** BEGIN GIVEN INFORMATION **

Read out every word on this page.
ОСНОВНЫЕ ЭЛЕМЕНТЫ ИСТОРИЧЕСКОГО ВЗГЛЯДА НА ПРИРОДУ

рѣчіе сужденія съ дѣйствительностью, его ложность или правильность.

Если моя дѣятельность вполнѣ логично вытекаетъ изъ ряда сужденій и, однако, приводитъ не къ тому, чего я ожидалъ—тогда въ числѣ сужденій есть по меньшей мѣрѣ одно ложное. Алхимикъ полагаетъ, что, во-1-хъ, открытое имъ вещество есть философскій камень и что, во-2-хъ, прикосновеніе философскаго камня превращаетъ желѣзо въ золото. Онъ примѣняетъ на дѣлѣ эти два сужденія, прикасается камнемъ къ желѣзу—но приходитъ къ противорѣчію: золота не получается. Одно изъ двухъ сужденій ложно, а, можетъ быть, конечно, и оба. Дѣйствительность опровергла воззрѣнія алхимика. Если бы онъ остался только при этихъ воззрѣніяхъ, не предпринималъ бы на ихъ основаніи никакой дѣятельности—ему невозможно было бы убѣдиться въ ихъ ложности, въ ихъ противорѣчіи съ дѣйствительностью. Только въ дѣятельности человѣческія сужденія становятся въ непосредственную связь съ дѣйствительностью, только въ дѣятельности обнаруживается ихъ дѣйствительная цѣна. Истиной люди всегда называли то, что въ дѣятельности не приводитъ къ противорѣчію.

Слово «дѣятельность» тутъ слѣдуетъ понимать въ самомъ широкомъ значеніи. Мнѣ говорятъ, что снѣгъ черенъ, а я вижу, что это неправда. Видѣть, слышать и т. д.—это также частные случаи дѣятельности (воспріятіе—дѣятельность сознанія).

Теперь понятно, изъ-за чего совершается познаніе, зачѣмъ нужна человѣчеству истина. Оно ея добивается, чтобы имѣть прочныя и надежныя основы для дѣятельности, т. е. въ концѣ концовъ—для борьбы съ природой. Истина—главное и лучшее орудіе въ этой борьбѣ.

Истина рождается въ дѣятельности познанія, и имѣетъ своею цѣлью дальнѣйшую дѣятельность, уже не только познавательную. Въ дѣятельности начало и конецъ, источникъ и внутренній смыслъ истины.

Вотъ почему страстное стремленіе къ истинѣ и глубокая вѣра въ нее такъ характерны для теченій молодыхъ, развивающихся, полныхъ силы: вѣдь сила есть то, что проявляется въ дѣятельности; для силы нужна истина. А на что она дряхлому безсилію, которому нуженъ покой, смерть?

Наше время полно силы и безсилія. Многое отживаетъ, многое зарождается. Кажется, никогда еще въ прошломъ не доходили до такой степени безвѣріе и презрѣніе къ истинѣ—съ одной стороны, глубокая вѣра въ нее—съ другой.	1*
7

** END GIVEN INFORMATION **

#### WHAT IS ASKED:
Each line in the material either holds the string "нужна" or does not. State how many do, and nothing else.

#### TASK SOLUTION:
2